## DATASET RECORDS
• • • • •
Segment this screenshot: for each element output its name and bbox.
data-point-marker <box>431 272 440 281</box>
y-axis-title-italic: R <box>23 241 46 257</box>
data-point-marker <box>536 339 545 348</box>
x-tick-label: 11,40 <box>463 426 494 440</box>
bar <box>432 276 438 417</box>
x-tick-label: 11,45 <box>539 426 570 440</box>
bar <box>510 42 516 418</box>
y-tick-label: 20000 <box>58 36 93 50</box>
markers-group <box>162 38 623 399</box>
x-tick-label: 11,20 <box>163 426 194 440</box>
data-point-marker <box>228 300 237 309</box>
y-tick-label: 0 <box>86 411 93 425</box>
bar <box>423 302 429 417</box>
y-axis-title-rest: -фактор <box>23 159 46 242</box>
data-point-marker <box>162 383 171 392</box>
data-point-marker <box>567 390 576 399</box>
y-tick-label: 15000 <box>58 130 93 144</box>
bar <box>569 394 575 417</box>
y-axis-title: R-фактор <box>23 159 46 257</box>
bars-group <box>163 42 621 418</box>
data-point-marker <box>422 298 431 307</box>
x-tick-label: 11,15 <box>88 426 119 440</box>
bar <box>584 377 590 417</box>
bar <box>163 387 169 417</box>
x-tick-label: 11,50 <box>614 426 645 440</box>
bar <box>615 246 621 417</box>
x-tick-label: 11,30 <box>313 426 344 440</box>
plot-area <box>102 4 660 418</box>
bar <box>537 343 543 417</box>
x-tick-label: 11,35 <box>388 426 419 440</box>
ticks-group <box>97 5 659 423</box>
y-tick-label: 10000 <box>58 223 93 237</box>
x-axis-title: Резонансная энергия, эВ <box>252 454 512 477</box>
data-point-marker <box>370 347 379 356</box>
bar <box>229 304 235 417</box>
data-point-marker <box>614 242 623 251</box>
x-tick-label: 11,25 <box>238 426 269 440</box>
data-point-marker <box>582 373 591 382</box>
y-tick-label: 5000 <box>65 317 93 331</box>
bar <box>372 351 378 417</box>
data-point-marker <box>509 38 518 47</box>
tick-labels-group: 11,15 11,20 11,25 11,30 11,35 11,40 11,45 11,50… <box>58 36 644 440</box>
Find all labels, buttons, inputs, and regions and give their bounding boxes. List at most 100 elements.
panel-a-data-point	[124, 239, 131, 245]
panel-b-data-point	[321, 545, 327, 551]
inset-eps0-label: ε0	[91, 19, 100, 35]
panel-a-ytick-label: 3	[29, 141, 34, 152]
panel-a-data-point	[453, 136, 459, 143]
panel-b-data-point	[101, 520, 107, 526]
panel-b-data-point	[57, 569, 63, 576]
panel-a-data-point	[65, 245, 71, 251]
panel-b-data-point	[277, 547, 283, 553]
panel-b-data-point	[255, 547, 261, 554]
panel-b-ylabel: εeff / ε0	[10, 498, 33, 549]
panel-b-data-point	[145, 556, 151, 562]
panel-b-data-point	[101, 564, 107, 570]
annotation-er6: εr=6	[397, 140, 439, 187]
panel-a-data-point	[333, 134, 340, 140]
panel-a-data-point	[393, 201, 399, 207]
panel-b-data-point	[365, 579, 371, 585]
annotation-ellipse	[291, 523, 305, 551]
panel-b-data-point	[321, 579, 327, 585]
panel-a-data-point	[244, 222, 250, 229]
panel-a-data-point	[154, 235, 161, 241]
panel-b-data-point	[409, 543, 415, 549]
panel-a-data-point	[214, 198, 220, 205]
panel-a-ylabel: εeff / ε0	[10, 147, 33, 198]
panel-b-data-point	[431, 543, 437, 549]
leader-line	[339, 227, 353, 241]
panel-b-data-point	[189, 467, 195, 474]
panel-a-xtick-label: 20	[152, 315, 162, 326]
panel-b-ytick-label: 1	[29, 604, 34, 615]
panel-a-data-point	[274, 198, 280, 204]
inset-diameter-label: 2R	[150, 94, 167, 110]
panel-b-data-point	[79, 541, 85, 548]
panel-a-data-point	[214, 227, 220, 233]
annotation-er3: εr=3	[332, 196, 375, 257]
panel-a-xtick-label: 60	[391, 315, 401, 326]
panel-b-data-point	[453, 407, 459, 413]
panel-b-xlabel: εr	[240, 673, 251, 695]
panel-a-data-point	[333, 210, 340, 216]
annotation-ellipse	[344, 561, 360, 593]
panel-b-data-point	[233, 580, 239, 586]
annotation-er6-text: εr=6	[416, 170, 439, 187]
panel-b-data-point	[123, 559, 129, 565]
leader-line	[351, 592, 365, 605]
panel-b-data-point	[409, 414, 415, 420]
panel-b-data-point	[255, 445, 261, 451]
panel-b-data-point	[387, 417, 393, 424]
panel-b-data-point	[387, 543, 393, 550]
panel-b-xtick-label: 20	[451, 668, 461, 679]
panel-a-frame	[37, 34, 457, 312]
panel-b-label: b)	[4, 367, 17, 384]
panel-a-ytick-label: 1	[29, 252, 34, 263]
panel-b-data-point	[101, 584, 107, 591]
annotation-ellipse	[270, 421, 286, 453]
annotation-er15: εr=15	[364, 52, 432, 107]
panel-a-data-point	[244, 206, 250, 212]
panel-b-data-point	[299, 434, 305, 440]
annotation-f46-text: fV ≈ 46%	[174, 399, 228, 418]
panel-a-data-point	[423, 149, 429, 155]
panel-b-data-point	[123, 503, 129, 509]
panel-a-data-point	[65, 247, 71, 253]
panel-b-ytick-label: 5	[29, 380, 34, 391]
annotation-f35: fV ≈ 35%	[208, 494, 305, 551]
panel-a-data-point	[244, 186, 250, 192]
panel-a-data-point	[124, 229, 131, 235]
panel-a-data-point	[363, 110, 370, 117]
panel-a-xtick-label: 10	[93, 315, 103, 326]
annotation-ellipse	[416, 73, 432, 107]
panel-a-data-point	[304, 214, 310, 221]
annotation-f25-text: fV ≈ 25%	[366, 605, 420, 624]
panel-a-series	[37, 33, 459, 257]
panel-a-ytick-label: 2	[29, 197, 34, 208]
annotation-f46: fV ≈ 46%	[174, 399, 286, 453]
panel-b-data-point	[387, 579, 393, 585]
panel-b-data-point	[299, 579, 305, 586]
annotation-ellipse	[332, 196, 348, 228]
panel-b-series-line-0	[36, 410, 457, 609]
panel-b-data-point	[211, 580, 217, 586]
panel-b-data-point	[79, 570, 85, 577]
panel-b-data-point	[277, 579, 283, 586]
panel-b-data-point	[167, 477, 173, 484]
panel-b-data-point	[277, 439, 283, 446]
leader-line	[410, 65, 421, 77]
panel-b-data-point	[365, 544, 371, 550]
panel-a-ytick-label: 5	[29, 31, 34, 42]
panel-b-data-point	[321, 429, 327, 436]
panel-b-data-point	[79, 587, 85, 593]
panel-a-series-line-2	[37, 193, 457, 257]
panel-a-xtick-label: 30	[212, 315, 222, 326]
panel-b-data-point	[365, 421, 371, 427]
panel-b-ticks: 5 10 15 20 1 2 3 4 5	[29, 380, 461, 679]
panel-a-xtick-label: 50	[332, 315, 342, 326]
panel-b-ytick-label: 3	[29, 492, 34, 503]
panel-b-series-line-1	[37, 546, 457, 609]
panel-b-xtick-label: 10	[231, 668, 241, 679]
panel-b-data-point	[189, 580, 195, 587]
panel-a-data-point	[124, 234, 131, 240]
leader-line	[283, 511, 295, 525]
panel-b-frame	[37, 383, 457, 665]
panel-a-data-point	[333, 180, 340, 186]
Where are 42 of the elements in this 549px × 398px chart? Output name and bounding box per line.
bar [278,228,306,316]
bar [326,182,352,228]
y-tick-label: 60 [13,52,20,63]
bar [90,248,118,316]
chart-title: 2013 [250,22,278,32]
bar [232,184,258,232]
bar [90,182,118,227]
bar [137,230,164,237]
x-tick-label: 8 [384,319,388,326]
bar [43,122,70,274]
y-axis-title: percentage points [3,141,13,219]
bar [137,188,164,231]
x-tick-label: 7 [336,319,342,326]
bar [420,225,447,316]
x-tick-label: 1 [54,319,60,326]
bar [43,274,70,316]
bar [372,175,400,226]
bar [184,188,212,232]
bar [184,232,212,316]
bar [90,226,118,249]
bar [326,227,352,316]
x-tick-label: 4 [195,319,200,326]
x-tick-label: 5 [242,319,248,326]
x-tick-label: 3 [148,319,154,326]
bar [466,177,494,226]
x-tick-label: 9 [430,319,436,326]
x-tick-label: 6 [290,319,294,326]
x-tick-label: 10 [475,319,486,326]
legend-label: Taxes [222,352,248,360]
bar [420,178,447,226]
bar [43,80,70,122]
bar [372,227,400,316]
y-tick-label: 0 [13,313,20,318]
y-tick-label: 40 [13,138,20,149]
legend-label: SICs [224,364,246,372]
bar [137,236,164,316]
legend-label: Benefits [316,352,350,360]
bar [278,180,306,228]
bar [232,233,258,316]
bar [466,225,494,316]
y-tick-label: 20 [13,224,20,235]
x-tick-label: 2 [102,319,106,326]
• • • • •
## REQUIRED WORK
Rewrite the records above, from the start through the line containing "ticks-group <box>97 5 659 423</box>", as a JSON list of strings, one string per line, with blank lines left out.

## ANSWER TO THIS EXERCISE
[
  "Segment this screenshot: for each element output its name and bbox.",
  "data-point-marker <box>431 272 440 281</box>",
  "y-axis-title-italic: R <box>23 241 46 257</box>",
  "data-point-marker <box>536 339 545 348</box>",
  "x-tick-label: 11,40 <box>463 426 494 440</box>",
  "bar <box>432 276 438 417</box>",
  "x-tick-label: 11,45 <box>539 426 570 440</box>",
  "bar <box>510 42 516 418</box>",
  "y-tick-label: 20000 <box>58 36 93 50</box>",
  "markers-group <box>162 38 623 399</box>",
  "x-tick-label: 11,20 <box>163 426 194 440</box>",
  "data-point-marker <box>228 300 237 309</box>",
  "y-tick-label: 0 <box>86 411 93 425</box>",
  "bar <box>423 302 429 417</box>",
  "y-axis-title-rest: -фактор <box>23 159 46 242</box>",
  "data-point-marker <box>162 383 171 392</box>",
  "data-point-marker <box>567 390 576 399</box>",
  "y-tick-label: 15000 <box>58 130 93 144</box>",
  "bar <box>569 394 575 417</box>",
  "y-axis-title: R-фактор <box>23 159 46 257</box>",
  "bars-group <box>163 42 621 418</box>",
  "data-point-marker <box>422 298 431 307</box>",
  "x-tick-label: 11,15 <box>88 426 119 440</box>",
  "bar <box>584 377 590 417</box>",
  "bar <box>163 387 169 417</box>",
  "x-tick-label: 11,50 <box>614 426 645 440</box>",
  "bar <box>615 246 621 417</box>",
  "x-tick-label: 11,30 <box>313 426 344 440</box>",
  "plot-area <box>102 4 660 418</box>",
  "bar <box>537 343 543 417</box>",
  "x-tick-label: 11,35 <box>388 426 419 440</box>",
  "ticks-group <box>97 5 659 423</box>"
]